= What to work on =
Identify the lines that contain the word "title" and copy each one.
━━━ Data section
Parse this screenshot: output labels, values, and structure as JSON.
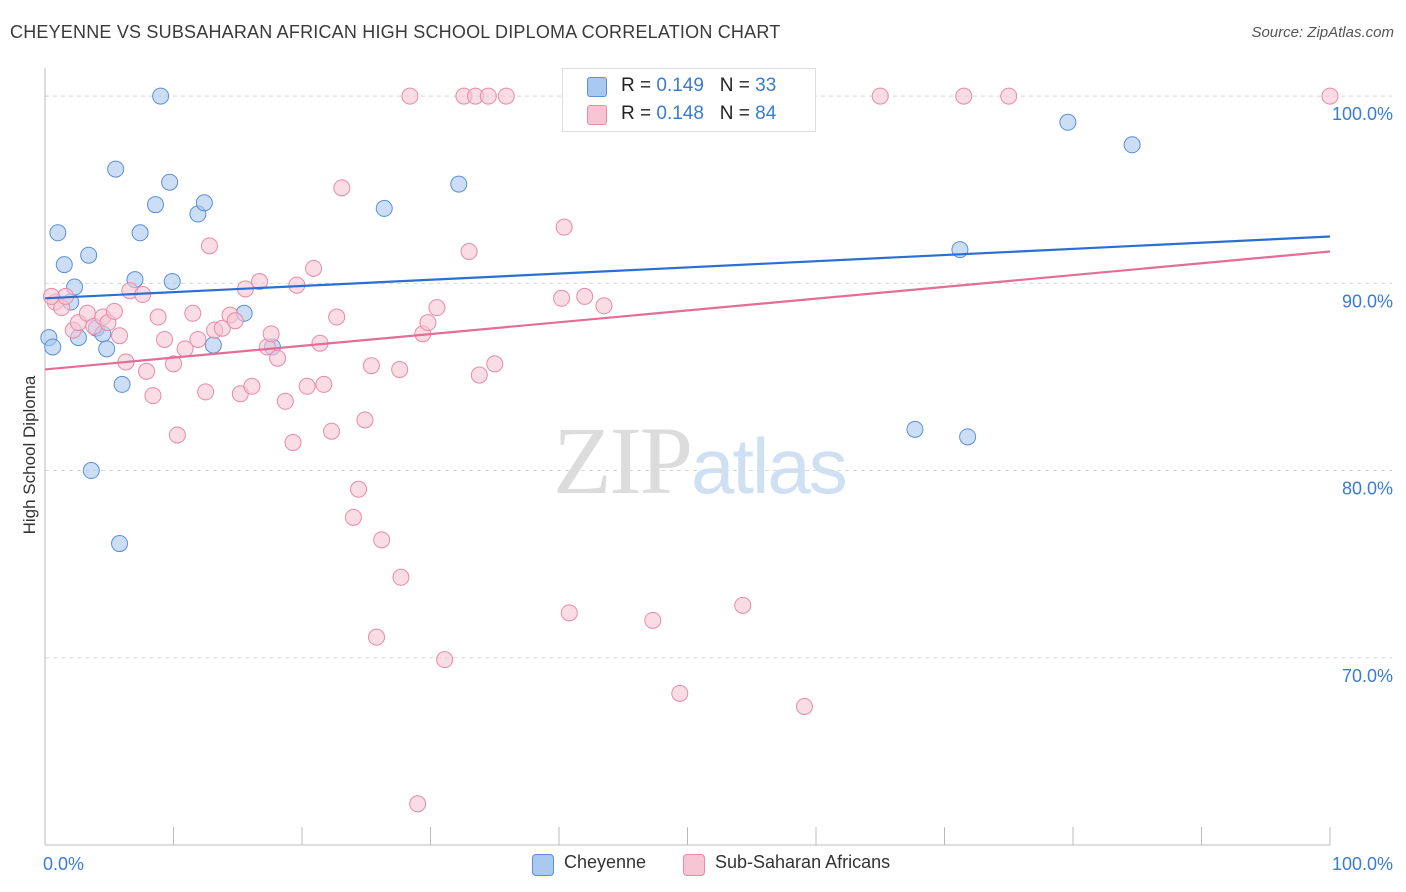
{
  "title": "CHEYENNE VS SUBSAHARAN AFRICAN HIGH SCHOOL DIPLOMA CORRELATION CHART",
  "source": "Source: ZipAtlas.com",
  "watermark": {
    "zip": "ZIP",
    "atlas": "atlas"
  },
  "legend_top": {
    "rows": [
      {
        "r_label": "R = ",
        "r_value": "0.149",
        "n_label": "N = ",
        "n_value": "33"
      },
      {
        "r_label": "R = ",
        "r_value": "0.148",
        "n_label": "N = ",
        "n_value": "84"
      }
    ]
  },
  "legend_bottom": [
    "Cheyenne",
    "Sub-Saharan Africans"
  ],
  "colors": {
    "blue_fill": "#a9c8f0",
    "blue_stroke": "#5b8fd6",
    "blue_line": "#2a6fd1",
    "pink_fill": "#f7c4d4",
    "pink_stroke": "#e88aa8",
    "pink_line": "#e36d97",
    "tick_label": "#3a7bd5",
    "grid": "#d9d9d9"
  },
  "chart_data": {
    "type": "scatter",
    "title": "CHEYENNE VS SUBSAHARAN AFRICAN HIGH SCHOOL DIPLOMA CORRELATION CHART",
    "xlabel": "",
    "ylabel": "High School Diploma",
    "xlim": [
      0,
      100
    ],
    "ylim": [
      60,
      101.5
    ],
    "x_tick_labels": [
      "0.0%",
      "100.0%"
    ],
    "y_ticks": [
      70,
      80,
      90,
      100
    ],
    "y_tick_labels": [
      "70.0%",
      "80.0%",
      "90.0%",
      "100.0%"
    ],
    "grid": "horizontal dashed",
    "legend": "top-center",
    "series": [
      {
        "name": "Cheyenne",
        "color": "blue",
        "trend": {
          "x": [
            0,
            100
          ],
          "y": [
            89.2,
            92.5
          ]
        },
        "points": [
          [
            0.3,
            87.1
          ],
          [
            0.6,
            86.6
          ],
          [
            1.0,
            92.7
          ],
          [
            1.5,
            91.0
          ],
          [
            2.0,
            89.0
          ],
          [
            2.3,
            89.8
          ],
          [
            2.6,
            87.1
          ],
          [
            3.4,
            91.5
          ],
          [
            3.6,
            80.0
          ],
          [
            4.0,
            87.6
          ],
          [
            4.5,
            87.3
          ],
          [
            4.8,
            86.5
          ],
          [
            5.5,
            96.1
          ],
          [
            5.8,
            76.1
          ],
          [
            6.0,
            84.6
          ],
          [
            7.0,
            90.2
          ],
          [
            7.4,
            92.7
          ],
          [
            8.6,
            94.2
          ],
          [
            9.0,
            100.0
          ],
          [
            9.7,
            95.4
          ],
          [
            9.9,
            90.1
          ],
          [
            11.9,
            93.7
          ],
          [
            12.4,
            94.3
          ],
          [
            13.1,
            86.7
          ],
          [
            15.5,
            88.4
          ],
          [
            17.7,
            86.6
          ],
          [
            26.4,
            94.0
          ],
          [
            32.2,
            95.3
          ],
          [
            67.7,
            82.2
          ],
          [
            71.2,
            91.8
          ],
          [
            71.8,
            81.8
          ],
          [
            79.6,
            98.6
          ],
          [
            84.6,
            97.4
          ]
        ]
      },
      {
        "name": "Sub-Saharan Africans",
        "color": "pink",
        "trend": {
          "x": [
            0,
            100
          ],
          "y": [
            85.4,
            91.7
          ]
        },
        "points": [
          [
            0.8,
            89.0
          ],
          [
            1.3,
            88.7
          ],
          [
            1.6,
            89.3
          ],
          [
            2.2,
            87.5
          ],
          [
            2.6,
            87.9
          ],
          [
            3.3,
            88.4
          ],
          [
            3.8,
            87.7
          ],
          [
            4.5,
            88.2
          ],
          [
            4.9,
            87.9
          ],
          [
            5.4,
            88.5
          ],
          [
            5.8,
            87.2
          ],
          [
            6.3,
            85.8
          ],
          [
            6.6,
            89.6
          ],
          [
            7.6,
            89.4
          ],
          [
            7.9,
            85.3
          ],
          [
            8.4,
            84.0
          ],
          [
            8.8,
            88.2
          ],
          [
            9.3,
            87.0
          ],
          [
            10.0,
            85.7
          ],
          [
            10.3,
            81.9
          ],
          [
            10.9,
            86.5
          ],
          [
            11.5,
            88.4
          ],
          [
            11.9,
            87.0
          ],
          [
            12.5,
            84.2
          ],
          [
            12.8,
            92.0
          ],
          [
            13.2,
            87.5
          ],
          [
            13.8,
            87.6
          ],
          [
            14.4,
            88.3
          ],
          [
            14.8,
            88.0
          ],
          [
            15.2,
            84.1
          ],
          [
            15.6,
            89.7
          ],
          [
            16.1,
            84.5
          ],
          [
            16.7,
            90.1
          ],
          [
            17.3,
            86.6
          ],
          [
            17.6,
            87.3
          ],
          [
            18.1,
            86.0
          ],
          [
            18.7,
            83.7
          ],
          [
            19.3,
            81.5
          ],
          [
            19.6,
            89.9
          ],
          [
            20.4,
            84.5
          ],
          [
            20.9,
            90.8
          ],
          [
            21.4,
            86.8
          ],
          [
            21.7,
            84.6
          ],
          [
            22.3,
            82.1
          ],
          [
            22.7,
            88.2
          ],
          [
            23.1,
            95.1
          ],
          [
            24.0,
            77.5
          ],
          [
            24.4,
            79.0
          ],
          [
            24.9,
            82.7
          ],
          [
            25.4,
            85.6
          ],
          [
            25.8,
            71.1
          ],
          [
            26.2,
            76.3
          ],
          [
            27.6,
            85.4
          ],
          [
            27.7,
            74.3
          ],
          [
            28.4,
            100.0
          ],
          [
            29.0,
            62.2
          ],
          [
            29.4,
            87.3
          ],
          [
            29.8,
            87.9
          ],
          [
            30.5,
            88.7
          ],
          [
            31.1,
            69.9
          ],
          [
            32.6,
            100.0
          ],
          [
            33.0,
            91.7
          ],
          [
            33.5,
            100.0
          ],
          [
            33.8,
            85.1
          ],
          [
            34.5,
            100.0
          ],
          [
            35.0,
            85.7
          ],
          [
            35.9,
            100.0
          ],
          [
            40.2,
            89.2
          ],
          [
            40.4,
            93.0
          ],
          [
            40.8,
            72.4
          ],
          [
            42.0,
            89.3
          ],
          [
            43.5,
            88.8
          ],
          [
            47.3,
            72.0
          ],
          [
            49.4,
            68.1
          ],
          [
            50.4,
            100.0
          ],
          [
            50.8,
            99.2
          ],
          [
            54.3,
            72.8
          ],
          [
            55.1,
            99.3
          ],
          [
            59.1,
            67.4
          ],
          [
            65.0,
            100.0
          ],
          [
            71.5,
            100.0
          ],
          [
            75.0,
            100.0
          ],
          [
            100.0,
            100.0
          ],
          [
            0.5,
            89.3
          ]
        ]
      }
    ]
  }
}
━━━━━━
━━━ Data section
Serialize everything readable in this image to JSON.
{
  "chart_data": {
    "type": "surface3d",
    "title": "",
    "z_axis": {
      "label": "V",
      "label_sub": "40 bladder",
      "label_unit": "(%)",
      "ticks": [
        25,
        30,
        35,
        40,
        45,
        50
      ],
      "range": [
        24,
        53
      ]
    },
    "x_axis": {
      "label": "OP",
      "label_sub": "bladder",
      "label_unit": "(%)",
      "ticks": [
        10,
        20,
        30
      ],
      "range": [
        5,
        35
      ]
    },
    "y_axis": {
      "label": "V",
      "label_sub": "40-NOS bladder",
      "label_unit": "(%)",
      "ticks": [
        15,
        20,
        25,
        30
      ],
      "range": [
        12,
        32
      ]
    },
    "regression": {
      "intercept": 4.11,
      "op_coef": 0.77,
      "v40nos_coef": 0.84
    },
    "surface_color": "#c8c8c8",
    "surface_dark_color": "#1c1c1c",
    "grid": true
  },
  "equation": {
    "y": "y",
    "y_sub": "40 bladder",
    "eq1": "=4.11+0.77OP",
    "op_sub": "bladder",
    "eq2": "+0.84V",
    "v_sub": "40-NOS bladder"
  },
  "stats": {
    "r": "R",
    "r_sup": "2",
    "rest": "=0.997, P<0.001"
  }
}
━━━━━━
= Output of the exercise =
  "title": "CHEYENNE VS SUBSAHARAN AFRICAN HIGH SCHOOL DIPLOMA CORRELATION CHART",
    "title": "CHEYENNE VS SUBSAHARAN AFRICAN HIGH SCHOOL DIPLOMA CORRELATION CHART",
    "title": "",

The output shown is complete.